[REQUEST]: Set down each entry exactly as given; pictures should not appear in the copy.

[DATA FOR PROCESSING]:
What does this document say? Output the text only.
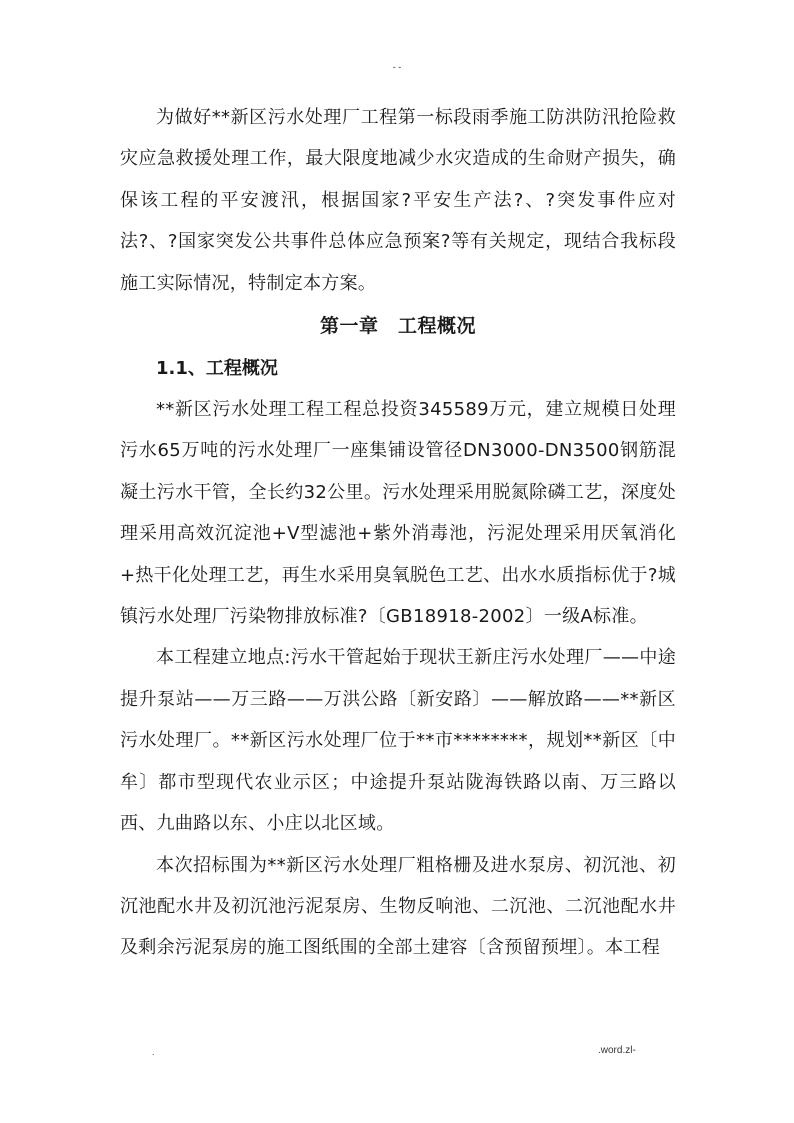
- -

为做好**新区污水处理厂工程第一标段雨季施工防洪防汛抢险救灾应急救援处理工作，最大限度地减少水灾造成的生命财产损失，确保该工程的平安渡汛，根据国家?平安生产法?、?突发事件应对法?、?国家突发公共事件总体应急预案?等有关规定，现结合我标段施工实际情况，特制定本方案。

第一章　工程概况
1.1、工程概况

**新区污水处理工程工程总投资345589万元，建立规模日处理污水65万吨的污水处理厂一座集铺设管径DN3000-DN3500钢筋混凝土污水干管，全长约32公里。污水处理采用脱氮除磷工艺，深度处理采用高效沉淀池+V型滤池+紫外消毒池，污泥处理采用厌氧消化+热干化处理工艺，再生水采用臭氧脱色工艺、出水水质指标优于?城镇污水处理厂污染物排放标准?〔GB18918-2002〕一级A标准。

本工程建立地点:污水干管起始于现状王新庄污水处理厂——中途提升泵站——万三路——万洪公路〔新安路〕——解放路——**新区污水处理厂。**新区污水处理厂位于**市********，规划**新区〔中牟〕都市型现代农业示区；中途提升泵站陇海铁路以南、万三路以西、九曲路以东、小庄以北区域。

本次招标围为**新区污水处理厂粗格栅及进水泵房、初沉池、初沉池配水井及初沉池污泥泵房、生物反响池、二沉池、二沉池配水井及剩余污泥泵房的施工图纸围的全部土建容〔含预留预埋〕。本工程

.	.word.zl-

[SOLUTION FOR THIS PROBLEM]:
What does this document say? Output the text only.
- -

为做好**新区污水处理厂工程第一标段雨季施工防洪防汛抢险救灾应急救援处理工作，最大限度地减少水灾造成的生命财产损失，确保该工程的平安渡汛，根据国家?平安生产法?、?突发事件应对法?、?国家突发公共事件总体应急预案?等有关规定，现结合我标段施工实际情况，特制定本方案。

第一章　工程概况
1.1、工程概况

**新区污水处理工程工程总投资345589万元，建立规模日处理污水65万吨的污水处理厂一座集铺设管径DN3000-DN3500钢筋混凝土污水干管，全长约32公里。污水处理采用脱氮除磷工艺，深度处理采用高效沉淀池+V型滤池+紫外消毒池，污泥处理采用厌氧消化+热干化处理工艺，再生水采用臭氧脱色工艺、出水水质指标优于?城镇污水处理厂污染物排放标准?〔GB18918-2002〕一级A标准。

本工程建立地点:污水干管起始于现状王新庄污水处理厂——中途提升泵站——万三路——万洪公路〔新安路〕——解放路——**新区污水处理厂。**新区污水处理厂位于**市********，规划**新区〔中牟〕都市型现代农业示区；中途提升泵站陇海铁路以南、万三路以西、九曲路以东、小庄以北区域。

本次招标围为**新区污水处理厂粗格栅及进水泵房、初沉池、初沉池配水井及初沉池污泥泵房、生物反响池、二沉池、二沉池配水井及剩余污泥泵房的施工图纸围的全部土建容〔含预留预埋〕。本工程

.	.word.zl-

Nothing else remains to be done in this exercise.